Exercise task: Produce an exact copy of all the records.

** begin Material for this task **

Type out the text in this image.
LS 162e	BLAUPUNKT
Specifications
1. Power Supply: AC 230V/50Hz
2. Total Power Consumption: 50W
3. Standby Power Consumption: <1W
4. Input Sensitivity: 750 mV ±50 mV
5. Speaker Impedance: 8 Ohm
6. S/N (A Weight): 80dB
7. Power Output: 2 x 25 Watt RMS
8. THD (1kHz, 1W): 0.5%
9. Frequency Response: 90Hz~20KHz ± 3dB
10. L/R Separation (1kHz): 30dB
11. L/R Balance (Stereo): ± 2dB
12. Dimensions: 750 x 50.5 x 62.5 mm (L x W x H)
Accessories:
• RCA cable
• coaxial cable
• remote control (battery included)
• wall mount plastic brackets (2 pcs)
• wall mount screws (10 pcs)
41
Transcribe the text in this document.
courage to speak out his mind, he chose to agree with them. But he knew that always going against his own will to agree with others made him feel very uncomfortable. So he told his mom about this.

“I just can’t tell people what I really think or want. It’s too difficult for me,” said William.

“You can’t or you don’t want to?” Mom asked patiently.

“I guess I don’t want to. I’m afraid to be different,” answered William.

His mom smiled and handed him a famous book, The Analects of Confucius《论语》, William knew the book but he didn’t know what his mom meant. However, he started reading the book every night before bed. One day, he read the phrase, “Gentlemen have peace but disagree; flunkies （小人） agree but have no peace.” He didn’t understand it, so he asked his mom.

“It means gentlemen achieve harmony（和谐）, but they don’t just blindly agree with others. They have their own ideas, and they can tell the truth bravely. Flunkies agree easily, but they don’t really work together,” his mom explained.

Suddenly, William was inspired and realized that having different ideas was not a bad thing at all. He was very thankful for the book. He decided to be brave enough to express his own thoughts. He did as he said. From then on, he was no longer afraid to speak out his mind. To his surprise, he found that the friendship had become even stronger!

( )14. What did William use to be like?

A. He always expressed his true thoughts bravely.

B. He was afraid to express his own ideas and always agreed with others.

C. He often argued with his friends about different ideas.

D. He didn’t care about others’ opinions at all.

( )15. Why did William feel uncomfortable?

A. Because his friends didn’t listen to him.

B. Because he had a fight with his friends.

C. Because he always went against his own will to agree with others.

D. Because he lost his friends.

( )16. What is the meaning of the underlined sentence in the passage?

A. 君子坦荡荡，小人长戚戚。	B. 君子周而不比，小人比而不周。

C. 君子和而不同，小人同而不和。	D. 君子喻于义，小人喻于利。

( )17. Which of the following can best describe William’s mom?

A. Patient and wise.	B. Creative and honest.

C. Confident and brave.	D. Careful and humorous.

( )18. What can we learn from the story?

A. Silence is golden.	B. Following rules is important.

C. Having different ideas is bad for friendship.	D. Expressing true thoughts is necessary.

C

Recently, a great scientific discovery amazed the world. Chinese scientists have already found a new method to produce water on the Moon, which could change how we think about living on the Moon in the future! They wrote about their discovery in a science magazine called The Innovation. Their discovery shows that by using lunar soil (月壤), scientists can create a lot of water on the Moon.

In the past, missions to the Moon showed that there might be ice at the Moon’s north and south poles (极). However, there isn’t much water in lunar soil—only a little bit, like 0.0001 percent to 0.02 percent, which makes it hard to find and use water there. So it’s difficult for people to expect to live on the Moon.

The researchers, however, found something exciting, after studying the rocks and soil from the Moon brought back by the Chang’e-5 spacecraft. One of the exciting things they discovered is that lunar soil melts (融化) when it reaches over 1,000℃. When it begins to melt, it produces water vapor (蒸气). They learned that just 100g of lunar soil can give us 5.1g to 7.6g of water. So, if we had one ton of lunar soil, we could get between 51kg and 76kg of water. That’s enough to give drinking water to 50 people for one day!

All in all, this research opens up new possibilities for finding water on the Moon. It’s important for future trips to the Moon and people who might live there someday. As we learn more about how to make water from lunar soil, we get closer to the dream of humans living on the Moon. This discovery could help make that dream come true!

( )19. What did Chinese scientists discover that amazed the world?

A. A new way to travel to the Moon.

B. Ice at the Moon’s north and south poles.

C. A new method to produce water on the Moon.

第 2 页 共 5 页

** end Material for this task **

Full answer:
Type out the text in this image.
LS 162e	BLAUPUNKT
Specifications
1. Power Supply: AC 230V/50Hz
2. Total Power Consumption: 50W
3. Standby Power Consumption: <1W
4. Input Sensitivity: 750 mV ±50 mV
5. Speaker Impedance: 8 Ohm
6. S/N (A Weight): 80dB
7. Power Output: 2 x 25 Watt RMS
8. THD (1kHz, 1W): 0.5%
9. Frequency Response: 90Hz~20KHz ± 3dB
10. L/R Separation (1kHz): 30dB
11. L/R Balance (Stereo): ± 2dB
12. Dimensions: 750 x 50.5 x 62.5 mm (L x W x H)
Accessories:
• RCA cable
• coaxial cable
• remote control (battery included)
• wall mount plastic brackets (2 pcs)
• wall mount screws (10 pcs)
41
Transcribe the text in this document.
courage to speak out his mind, he chose to agree with them. But he knew that always going against his own will to agree with others made him feel very uncomfortable. So he told his mom about this.

“I just can’t tell people what I really think or want. It’s too difficult for me,” said William.

“You can’t or you don’t want to?” Mom asked patiently.

“I guess I don’t want to. I’m afraid to be different,” answered William.

His mom smiled and handed him a famous book, The Analects of Confucius《论语》, William knew the book but he didn’t know what his mom meant. However, he started reading the book every night before bed. One day, he read the phrase, “Gentlemen have peace but disagree; flunkies （小人） agree but have no peace.” He didn’t understand it, so he asked his mom.

“It means gentlemen achieve harmony（和谐）, but they don’t just blindly agree with others. They have their own ideas, and they can tell the truth bravely. Flunkies agree easily, but they don’t really work together,” his mom explained.

Suddenly, William was inspired and realized that having different ideas was not a bad thing at all. He was very thankful for the book. He decided to be brave enough to express his own thoughts. He did as he said. From then on, he was no longer afraid to speak out his mind. To his surprise, he found that the friendship had become even stronger!

( )14. What did William use to be like?

A. He always expressed his true thoughts bravely.

B. He was afraid to express his own ideas and always agreed with others.

C. He often argued with his friends about different ideas.

D. He didn’t care about others’ opinions at all.

( )15. Why did William feel uncomfortable?

A. Because his friends didn’t listen to him.

B. Because he had a fight with his friends.

C. Because he always went against his own will to agree with others.

D. Because he lost his friends.

( )16. What is the meaning of the underlined sentence in the passage?

A. 君子坦荡荡，小人长戚戚。	B. 君子周而不比，小人比而不周。

C. 君子和而不同，小人同而不和。	D. 君子喻于义，小人喻于利。

( )17. Which of the following can best describe William’s mom?

A. Patient and wise.	B. Creative and honest.

C. Confident and brave.	D. Careful and humorous.

( )18. What can we learn from the story?

A. Silence is golden.	B. Following rules is important.

C. Having different ideas is bad for friendship.	D. Expressing true thoughts is necessary.

C

Recently, a great scientific discovery amazed the world. Chinese scientists have already found a new method to produce water on the Moon, which could change how we think about living on the Moon in the future! They wrote about their discovery in a science magazine called The Innovation. Their discovery shows that by using lunar soil (月壤), scientists can create a lot of water on the Moon.

In the past, missions to the Moon showed that there might be ice at the Moon’s north and south poles (极). However, there isn’t much water in lunar soil—only a little bit, like 0.0001 percent to 0.02 percent, which makes it hard to find and use water there. So it’s difficult for people to expect to live on the Moon.

The researchers, however, found something exciting, after studying the rocks and soil from the Moon brought back by the Chang’e-5 spacecraft. One of the exciting things they discovered is that lunar soil melts (融化) when it reaches over 1,000℃. When it begins to melt, it produces water vapor (蒸气). They learned that just 100g of lunar soil can give us 5.1g to 7.6g of water. So, if we had one ton of lunar soil, we could get between 51kg and 76kg of water. That’s enough to give drinking water to 50 people for one day!

All in all, this research opens up new possibilities for finding water on the Moon. It’s important for future trips to the Moon and people who might live there someday. As we learn more about how to make water from lunar soil, we get closer to the dream of humans living on the Moon. This discovery could help make that dream come true!

( )19. What did Chinese scientists discover that amazed the world?

A. A new way to travel to the Moon.

B. Ice at the Moon’s north and south poles.

C. A new method to produce water on the Moon.

第 2 页 共 5 页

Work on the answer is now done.